▸ **RECORD LIST**:
::::
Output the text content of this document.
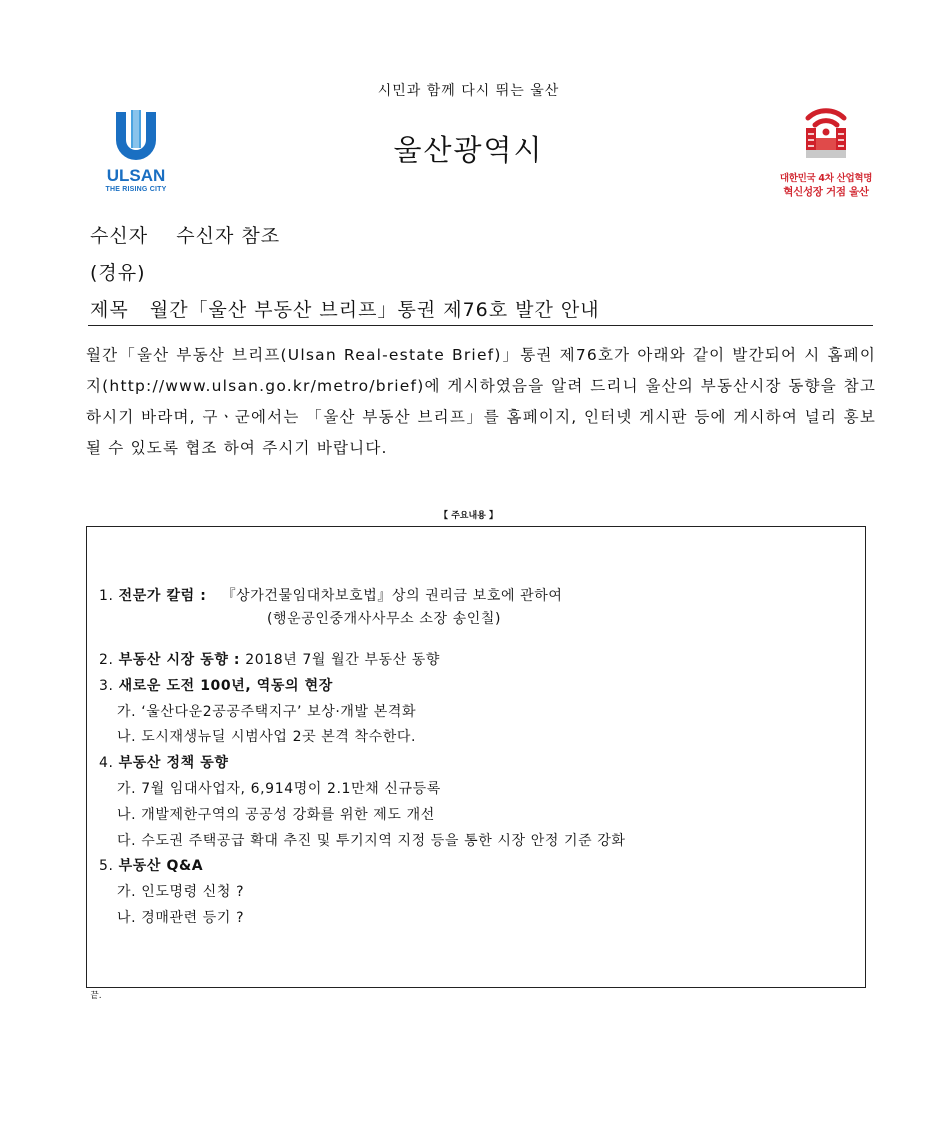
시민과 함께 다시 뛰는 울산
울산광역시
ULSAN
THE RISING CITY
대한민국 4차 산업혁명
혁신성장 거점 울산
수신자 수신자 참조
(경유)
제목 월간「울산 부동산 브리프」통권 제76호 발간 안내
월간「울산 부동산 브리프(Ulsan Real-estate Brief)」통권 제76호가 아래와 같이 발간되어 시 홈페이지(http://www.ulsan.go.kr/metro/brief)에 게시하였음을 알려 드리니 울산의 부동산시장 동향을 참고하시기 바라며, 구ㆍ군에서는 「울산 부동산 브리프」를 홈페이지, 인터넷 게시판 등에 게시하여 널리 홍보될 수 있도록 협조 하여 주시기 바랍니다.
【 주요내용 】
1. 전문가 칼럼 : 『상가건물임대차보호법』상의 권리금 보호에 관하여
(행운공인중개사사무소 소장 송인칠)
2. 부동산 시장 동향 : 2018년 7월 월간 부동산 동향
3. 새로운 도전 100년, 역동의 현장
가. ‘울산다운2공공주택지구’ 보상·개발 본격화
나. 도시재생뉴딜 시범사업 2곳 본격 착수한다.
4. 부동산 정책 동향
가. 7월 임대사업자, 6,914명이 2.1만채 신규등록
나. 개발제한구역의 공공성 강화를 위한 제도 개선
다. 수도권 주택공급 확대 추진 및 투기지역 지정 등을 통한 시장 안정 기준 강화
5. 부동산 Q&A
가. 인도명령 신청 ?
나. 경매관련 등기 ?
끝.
::::
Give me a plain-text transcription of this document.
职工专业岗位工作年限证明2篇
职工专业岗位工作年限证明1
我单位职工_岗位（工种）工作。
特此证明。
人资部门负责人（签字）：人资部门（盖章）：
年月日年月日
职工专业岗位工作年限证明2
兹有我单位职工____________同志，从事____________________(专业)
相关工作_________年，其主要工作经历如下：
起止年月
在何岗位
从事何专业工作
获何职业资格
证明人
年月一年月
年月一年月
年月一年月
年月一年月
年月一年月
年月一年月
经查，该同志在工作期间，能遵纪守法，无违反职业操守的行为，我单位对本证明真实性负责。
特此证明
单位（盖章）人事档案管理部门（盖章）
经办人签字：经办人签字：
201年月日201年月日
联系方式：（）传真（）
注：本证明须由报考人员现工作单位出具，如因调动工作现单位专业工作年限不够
::::
▸ **STATED EXERCISE**: Working from the entries above, return all lines that contain "document".

▸ **TASK OUTPUT**:
Output the text content of this document.
Give me a plain-text transcription of this document.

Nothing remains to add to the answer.